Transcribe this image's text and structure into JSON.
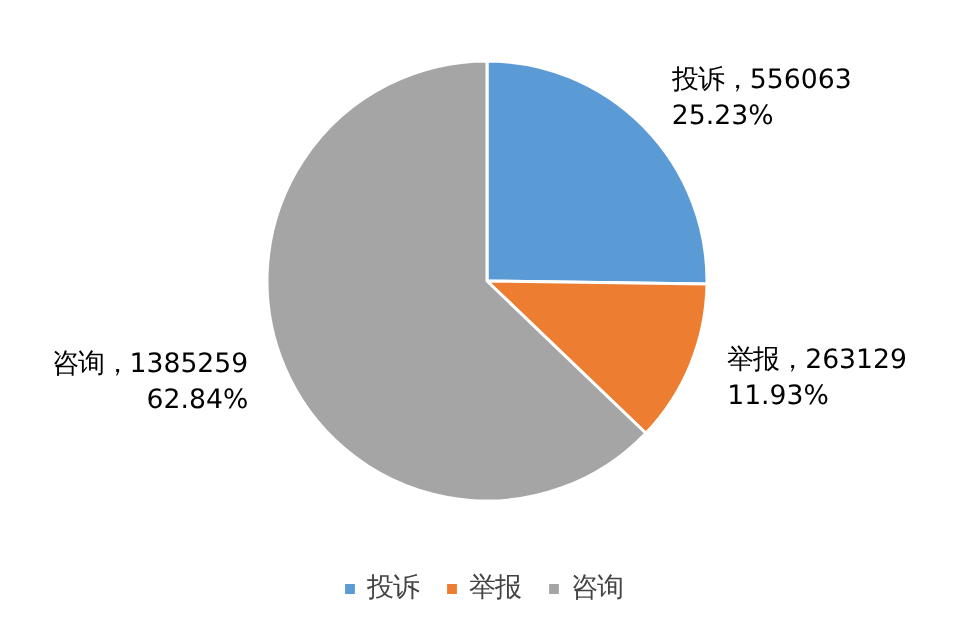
{
  "chart_data": {
    "type": "pie",
    "categories": [
      "投诉",
      "举报",
      "咨询"
    ],
    "values": [
      556063,
      263129,
      1385259
    ],
    "colors": [
      "#5b9bd5",
      "#ed7d31",
      "#a5a5a5"
    ],
    "value_labels": [
      "投诉，556063\n25.23%",
      "举报，263129\n11.93%",
      "咨询，1385259\n62.84%"
    ],
    "legend": "bottom"
  }
}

» EXERCISE DETAILS
Excluding the pictures, restate the records above word for word.

» PROBLEM SOLUTION
Transcribe this image's text and structure into JSON.
{
  "chart_data": {
    "type": "pie",
    "categories": [
      "投诉",
      "举报",
      "咨询"
    ],
    "values": [
      556063,
      263129,
      1385259
    ],
    "colors": [
      "#5b9bd5",
      "#ed7d31",
      "#a5a5a5"
    ],
    "value_labels": [
      "投诉，556063\n25.23%",
      "举报，263129\n11.93%",
      "咨询，1385259\n62.84%"
    ],
    "legend": "bottom"
  }
}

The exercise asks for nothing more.